§ **Data for the task**:

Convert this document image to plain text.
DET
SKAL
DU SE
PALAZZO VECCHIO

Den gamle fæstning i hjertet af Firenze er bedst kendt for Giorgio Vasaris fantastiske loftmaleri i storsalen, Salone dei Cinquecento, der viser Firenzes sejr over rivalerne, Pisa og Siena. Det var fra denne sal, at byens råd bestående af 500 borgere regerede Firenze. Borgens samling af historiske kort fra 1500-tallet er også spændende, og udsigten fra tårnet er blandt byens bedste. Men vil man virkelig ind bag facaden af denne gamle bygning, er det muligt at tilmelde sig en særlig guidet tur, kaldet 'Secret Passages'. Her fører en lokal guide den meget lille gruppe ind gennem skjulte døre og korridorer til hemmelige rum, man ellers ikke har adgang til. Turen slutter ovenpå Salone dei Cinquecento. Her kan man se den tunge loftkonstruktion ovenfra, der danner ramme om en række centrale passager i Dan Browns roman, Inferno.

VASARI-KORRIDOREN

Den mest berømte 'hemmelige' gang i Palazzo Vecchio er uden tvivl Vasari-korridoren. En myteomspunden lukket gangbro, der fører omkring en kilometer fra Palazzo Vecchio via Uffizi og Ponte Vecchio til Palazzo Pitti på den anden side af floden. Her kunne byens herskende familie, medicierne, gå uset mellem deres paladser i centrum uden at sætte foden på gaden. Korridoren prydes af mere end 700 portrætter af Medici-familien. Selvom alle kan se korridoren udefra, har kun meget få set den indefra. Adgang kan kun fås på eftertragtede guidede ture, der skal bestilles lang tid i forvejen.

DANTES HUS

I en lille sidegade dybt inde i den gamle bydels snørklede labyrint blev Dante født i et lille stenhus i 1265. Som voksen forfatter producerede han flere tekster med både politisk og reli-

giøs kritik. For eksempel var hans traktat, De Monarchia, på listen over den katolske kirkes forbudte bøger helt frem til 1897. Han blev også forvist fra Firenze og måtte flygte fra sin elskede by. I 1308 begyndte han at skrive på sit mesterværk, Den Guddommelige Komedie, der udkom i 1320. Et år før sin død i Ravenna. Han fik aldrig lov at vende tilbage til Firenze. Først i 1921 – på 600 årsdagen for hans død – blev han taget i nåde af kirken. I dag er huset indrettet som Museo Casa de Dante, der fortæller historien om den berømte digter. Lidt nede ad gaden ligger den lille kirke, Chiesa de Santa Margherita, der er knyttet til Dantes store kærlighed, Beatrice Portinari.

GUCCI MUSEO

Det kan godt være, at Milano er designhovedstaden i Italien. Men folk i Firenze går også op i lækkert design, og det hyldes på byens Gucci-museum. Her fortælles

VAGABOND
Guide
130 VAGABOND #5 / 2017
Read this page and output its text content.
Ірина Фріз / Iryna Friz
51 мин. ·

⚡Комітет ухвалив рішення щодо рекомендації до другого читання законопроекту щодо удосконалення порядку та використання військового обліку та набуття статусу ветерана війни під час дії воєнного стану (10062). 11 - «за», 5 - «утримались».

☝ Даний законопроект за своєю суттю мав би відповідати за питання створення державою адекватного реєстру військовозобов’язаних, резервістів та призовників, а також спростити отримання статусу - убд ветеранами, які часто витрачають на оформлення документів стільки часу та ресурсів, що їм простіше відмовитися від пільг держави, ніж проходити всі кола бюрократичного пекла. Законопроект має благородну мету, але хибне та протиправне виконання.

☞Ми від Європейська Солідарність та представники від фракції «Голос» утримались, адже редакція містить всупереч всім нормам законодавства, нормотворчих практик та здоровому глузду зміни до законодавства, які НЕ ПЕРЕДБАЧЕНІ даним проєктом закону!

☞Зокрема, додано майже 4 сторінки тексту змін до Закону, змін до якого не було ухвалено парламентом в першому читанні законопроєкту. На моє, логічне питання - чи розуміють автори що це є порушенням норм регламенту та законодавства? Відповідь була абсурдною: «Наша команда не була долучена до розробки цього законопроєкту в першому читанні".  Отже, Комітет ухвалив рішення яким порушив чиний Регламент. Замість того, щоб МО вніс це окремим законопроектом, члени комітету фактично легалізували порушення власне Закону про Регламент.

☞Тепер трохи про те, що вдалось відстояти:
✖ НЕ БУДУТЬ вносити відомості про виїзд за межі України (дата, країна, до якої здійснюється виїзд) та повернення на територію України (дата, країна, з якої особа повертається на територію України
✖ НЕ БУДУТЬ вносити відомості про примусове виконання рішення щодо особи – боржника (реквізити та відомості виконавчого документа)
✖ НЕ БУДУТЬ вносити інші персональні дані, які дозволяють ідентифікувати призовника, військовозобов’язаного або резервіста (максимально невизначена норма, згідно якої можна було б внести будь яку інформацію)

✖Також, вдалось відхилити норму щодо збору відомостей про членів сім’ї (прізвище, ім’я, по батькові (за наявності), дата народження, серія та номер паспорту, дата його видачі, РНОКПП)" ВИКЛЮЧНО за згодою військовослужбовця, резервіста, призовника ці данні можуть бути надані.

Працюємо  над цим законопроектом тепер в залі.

==

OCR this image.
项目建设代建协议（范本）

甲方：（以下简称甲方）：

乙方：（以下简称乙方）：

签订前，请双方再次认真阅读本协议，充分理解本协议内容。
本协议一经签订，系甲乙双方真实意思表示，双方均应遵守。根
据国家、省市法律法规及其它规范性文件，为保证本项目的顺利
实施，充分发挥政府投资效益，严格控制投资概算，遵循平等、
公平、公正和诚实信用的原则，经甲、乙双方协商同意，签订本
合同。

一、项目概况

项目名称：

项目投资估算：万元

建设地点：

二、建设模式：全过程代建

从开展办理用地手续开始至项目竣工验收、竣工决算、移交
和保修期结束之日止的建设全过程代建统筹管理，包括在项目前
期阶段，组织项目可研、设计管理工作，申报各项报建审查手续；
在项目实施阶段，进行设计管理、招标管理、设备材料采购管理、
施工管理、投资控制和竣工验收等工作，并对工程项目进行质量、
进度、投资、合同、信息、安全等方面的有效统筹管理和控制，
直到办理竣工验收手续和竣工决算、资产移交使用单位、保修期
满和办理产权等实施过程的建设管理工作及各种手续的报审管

§ **Exercise**:
Gather all the lines that include the word "gamle" and copy them out.

§ **Response for this exercise**:
Den gamle fæstning i hjertet af Firenze er bedst kendt for Giorgio Vasaris fantastiske loftmaleri i storsalen, Salone dei Cinquecento, der viser Firenzes sejr over rivalerne, Pisa og Siena. Det var fra denne sal, at byens råd bestående af 500 borgere regerede Firenze. Borgens samling af historiske kort fra 1500-tallet er også spændende, og udsigten fra tårnet er blandt byens bedste. Men vil man virkelig ind bag facaden af denne gamle bygning, er det muligt at tilmelde sig en særlig guidet tur, kaldet 'Secret Passages'. Her fører en lokal guide den meget lille gruppe ind gennem skjulte døre og korridorer til hemmelige rum, man ellers ikke har adgang til. Turen slutter ovenpå Salone dei Cinquecento. Her kan man se den tunge loftkonstruktion ovenfra, der danner ramme om en række centrale passager i Dan Browns roman, Inferno.
I en lille sidegade dybt inde i den gamle bydels snørklede labyrint blev Dante født i et lille stenhus i 1265. Som voksen forfatter producerede han flere tekster med både politisk og reli-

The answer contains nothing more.